▶ **WHAT YOU NEED TO DO**:
Write the material out again in full, word for word. Do not include the pictures.

▶ **INFORMATION PROVIDED**:
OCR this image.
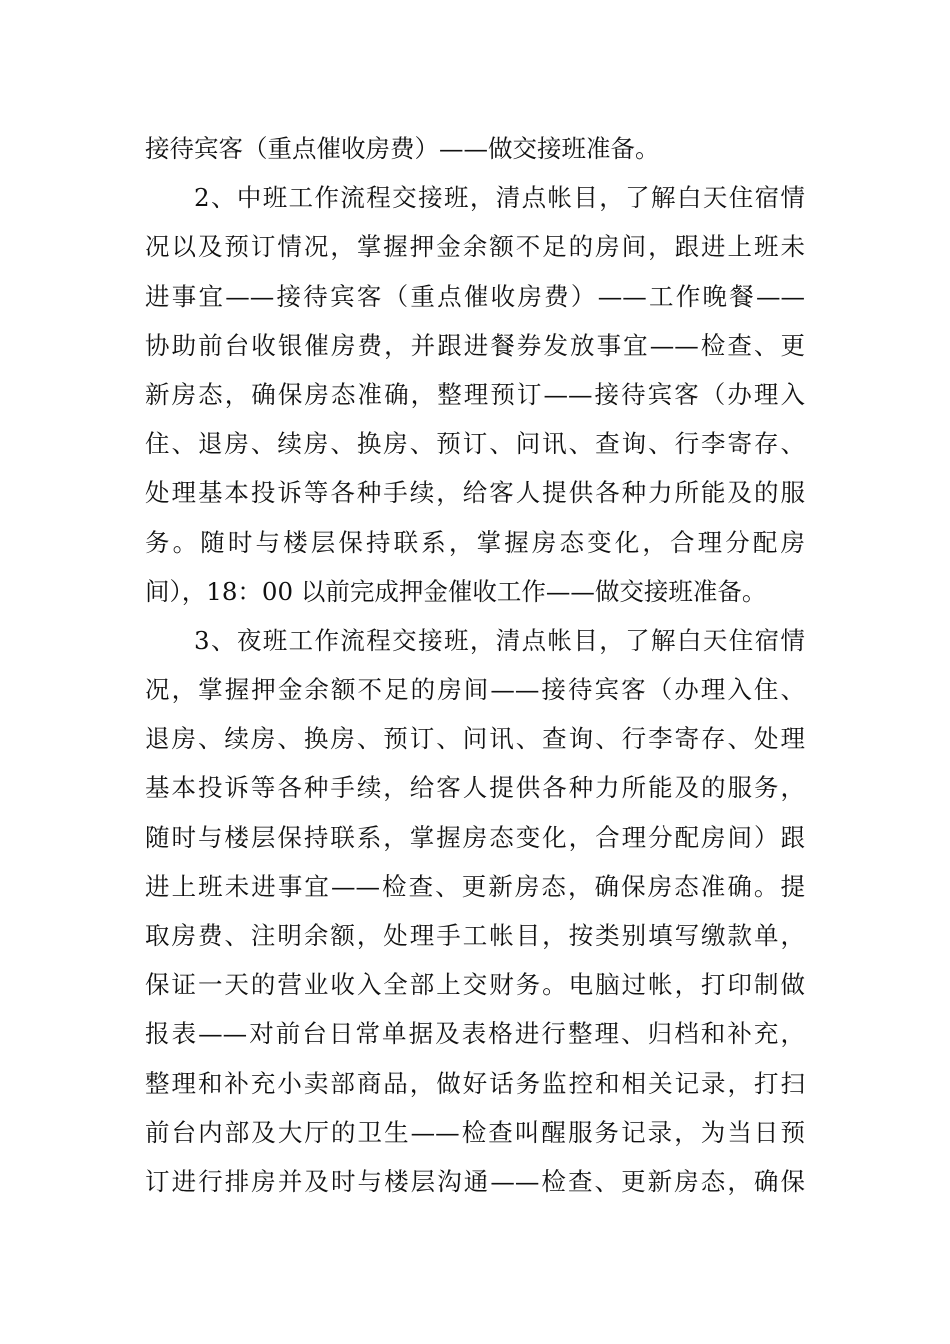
接待宾客（重点催收房费）——做交接班准备。
2、中班工作流程交接班，清点帐目，了解白天住宿情
况以及预订情况，掌握押金余额不足的房间，跟进上班未
进事宜——接待宾客（重点催收房费）——工作晚餐——
协助前台收银催房费，并跟进餐券发放事宜——检查、更
新房态，确保房态准确，整理预订——接待宾客（办理入
住、退房、续房、换房、预订、问讯、查询、行李寄存、
处理基本投诉等各种手续，给客人提供各种力所能及的服
务。随时与楼层保持联系，掌握房态变化，合理分配房
间），18：00 以前完成押金催收工作——做交接班准备。
3、夜班工作流程交接班，清点帐目，了解白天住宿情
况，掌握押金余额不足的房间——接待宾客（办理入住、
退房、续房、换房、预订、问讯、查询、行李寄存、处理
基本投诉等各种手续，给客人提供各种力所能及的服务，
随时与楼层保持联系，掌握房态变化，合理分配房间）跟
进上班未进事宜——检查、更新房态，确保房态准确。提
取房费、注明余额，处理手工帐目，按类别填写缴款单，
保证一天的营业收入全部上交财务。电脑过帐，打印制做
报表——对前台日常单据及表格进行整理、归档和补充，
整理和补充小卖部商品，做好话务监控和相关记录，打扫
前台内部及大厅的卫生——检查叫醒服务记录，为当日预
订进行排房并及时与楼层沟通——检查、更新房态，确保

▶ **TASK ANSWER**:
OCR this image.
接待宾客（重点催收房费）——做交接班准备。
2、中班工作流程交接班，清点帐目，了解白天住宿情
况以及预订情况，掌握押金余额不足的房间，跟进上班未
进事宜——接待宾客（重点催收房费）——工作晚餐——
协助前台收银催房费，并跟进餐券发放事宜——检查、更
新房态，确保房态准确，整理预订——接待宾客（办理入
住、退房、续房、换房、预订、问讯、查询、行李寄存、
处理基本投诉等各种手续，给客人提供各种力所能及的服
务。随时与楼层保持联系，掌握房态变化，合理分配房
间），18：00 以前完成押金催收工作——做交接班准备。
3、夜班工作流程交接班，清点帐目，了解白天住宿情
况，掌握押金余额不足的房间——接待宾客（办理入住、
退房、续房、换房、预订、问讯、查询、行李寄存、处理
基本投诉等各种手续，给客人提供各种力所能及的服务，
随时与楼层保持联系，掌握房态变化，合理分配房间）跟
进上班未进事宜——检查、更新房态，确保房态准确。提
取房费、注明余额，处理手工帐目，按类别填写缴款单，
保证一天的营业收入全部上交财务。电脑过帐，打印制做
报表——对前台日常单据及表格进行整理、归档和补充，
整理和补充小卖部商品，做好话务监控和相关记录，打扫
前台内部及大厅的卫生——检查叫醒服务记录，为当日预
订进行排房并及时与楼层沟通——检查、更新房态，确保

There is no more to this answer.